--- start Extracted entries ---

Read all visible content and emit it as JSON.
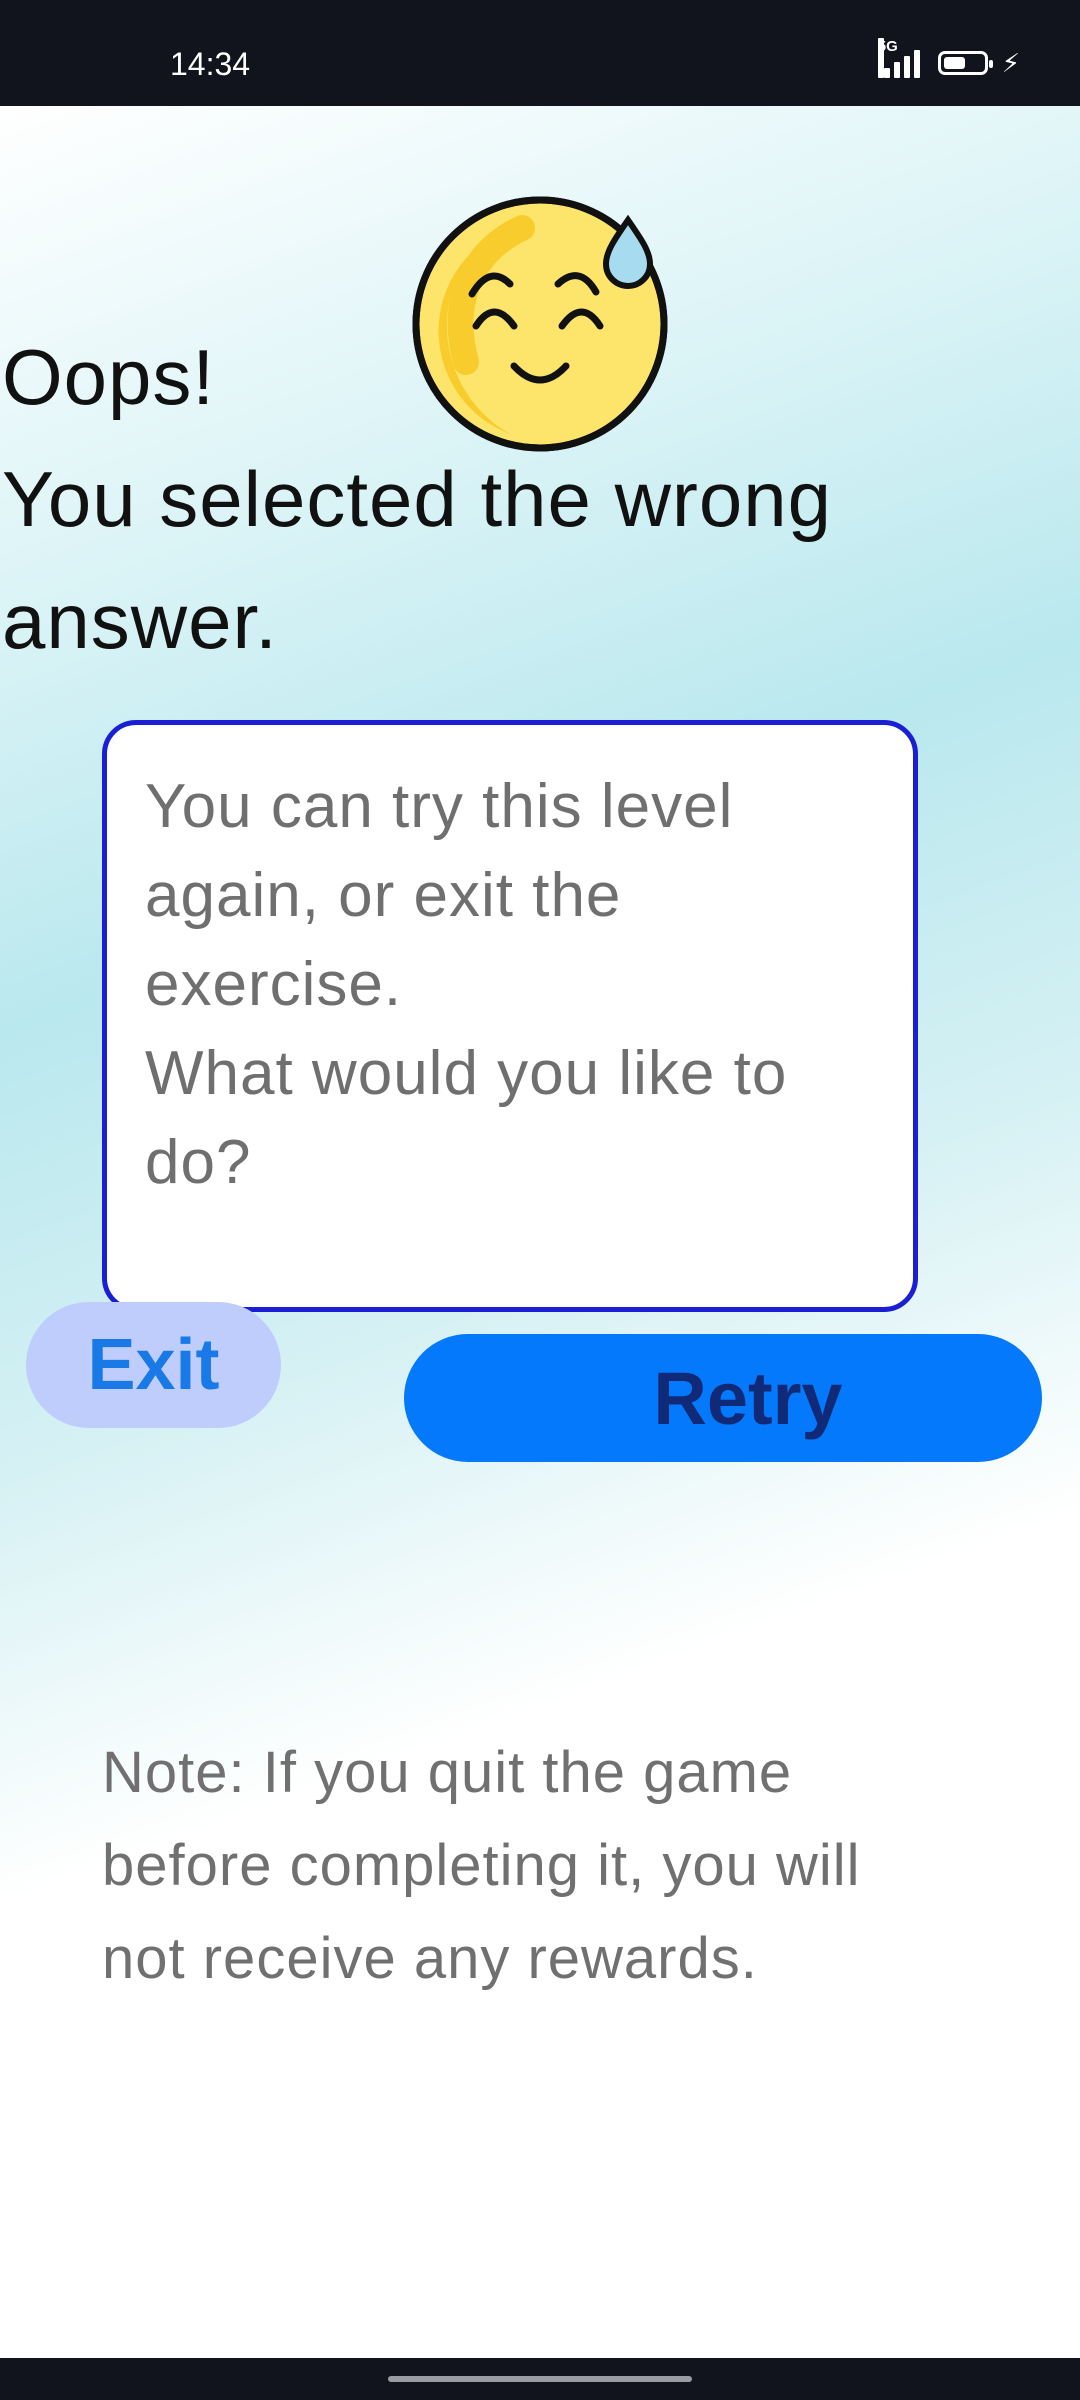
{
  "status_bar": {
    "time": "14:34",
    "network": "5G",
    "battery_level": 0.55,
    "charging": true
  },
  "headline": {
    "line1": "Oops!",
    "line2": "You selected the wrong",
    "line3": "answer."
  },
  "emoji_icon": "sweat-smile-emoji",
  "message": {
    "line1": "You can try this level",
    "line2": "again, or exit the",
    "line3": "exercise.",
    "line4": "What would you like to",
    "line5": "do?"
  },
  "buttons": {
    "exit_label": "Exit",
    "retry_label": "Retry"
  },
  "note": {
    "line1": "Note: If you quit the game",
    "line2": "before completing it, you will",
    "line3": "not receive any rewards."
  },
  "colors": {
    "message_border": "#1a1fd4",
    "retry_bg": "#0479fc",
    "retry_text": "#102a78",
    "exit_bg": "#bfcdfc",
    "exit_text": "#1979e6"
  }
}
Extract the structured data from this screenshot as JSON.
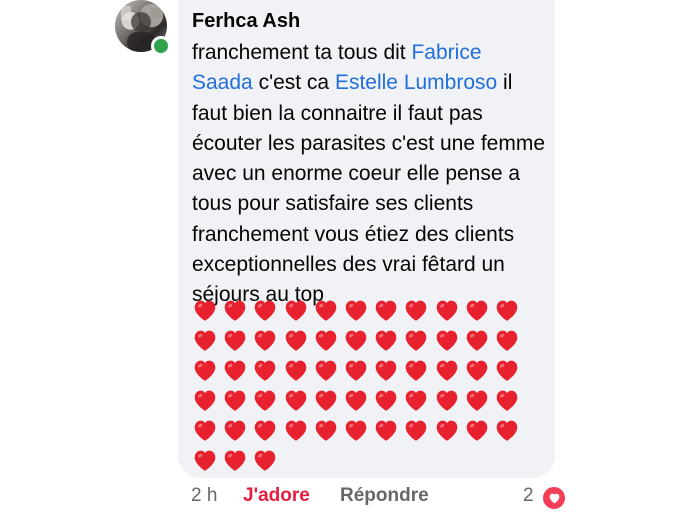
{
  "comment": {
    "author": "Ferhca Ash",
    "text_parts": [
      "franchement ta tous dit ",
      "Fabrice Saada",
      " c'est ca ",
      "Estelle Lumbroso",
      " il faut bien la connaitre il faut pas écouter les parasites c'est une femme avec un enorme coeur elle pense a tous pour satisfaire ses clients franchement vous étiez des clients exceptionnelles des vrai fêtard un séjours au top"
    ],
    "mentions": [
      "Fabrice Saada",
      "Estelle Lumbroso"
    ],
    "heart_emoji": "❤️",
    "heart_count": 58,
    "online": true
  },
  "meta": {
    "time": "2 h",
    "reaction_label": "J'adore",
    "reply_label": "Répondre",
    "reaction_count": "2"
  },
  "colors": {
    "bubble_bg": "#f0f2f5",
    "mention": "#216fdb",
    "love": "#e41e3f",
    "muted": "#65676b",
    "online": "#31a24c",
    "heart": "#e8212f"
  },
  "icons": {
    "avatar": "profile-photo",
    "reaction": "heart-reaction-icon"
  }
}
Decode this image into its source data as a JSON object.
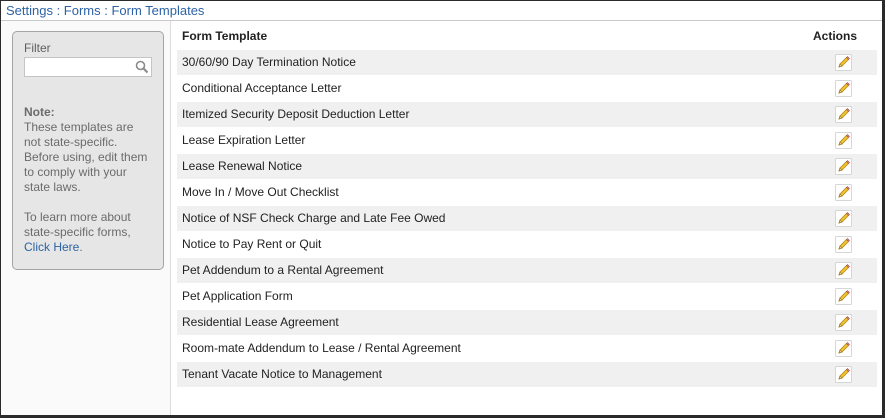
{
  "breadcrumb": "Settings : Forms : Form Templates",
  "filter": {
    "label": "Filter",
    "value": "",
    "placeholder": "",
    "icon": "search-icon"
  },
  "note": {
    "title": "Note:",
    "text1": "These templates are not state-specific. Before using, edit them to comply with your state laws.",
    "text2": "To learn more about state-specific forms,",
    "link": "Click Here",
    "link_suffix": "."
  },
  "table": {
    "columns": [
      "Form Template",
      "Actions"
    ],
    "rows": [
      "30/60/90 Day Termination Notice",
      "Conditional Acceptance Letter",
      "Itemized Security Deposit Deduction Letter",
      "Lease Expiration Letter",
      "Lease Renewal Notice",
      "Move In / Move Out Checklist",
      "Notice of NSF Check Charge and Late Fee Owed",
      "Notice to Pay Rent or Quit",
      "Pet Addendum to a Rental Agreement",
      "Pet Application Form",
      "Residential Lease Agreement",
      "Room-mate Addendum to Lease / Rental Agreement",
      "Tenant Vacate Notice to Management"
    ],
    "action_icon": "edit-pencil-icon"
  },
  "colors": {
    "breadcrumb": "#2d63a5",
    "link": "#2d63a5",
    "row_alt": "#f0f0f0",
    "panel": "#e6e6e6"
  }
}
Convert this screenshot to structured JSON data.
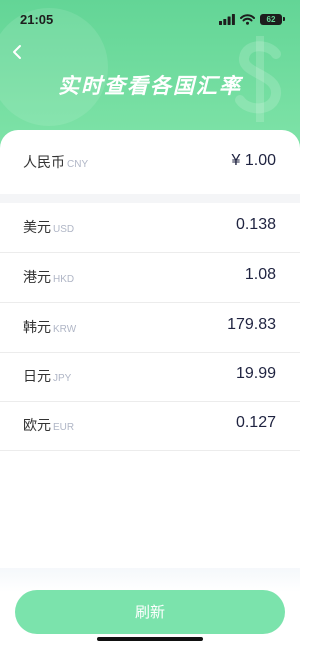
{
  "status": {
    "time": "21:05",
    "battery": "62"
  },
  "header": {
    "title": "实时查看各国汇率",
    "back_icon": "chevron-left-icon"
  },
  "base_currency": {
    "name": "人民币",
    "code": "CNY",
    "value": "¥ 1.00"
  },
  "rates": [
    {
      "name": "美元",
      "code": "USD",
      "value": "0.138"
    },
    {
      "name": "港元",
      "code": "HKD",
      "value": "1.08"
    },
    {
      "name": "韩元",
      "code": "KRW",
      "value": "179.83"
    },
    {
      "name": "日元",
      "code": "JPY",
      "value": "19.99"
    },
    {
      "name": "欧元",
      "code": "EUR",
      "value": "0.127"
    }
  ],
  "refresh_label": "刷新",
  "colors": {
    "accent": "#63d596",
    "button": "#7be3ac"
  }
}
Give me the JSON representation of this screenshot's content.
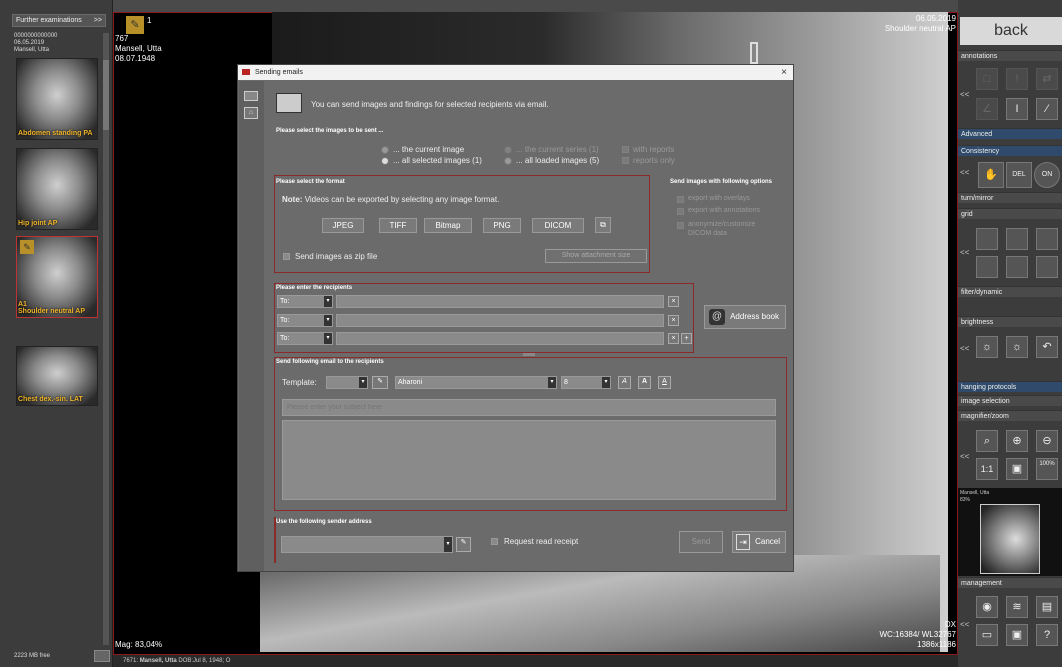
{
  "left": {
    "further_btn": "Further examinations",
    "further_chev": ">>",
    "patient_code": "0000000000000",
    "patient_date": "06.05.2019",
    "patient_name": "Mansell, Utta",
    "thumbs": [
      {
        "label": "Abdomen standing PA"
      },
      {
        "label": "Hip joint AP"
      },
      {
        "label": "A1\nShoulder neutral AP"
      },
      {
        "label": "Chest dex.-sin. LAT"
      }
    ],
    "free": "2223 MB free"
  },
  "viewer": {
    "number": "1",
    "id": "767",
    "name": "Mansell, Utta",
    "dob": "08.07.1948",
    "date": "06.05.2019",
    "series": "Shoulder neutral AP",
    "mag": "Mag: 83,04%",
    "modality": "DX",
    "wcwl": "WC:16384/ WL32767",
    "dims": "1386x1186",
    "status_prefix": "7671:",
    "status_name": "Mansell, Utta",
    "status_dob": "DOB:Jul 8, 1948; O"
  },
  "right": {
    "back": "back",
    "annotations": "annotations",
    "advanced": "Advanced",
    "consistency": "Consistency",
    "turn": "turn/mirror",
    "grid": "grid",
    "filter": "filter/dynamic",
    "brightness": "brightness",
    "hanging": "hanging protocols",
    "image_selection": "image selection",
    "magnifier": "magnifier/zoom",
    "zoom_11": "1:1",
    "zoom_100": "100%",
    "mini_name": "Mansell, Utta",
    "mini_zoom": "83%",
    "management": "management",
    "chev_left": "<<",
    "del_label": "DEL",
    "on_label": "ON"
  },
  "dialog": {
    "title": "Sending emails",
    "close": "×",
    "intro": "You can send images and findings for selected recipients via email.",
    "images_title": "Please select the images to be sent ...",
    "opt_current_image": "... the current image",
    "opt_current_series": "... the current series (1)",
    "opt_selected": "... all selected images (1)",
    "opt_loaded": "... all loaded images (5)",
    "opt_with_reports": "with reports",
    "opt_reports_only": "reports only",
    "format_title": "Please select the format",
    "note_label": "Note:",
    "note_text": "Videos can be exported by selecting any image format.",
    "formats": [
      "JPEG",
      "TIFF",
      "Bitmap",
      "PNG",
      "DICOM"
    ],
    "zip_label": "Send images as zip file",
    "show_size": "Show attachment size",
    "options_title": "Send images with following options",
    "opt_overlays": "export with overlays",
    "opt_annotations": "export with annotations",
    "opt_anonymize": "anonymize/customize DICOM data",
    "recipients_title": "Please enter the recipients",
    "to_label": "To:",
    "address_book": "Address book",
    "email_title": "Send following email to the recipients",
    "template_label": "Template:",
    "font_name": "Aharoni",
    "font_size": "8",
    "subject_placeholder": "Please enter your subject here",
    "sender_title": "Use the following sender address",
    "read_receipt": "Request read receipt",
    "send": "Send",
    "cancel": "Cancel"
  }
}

--- end Extracted entries ---

■ What needs to be done ■
Review the material and copy each line in which the word "selected" appears.

■ In response ■
    "line2": "You selected the wrong",
    "intro": "You can send images and findings for selected recipients via email.",
    "opt_selected": "... all selected images (1)",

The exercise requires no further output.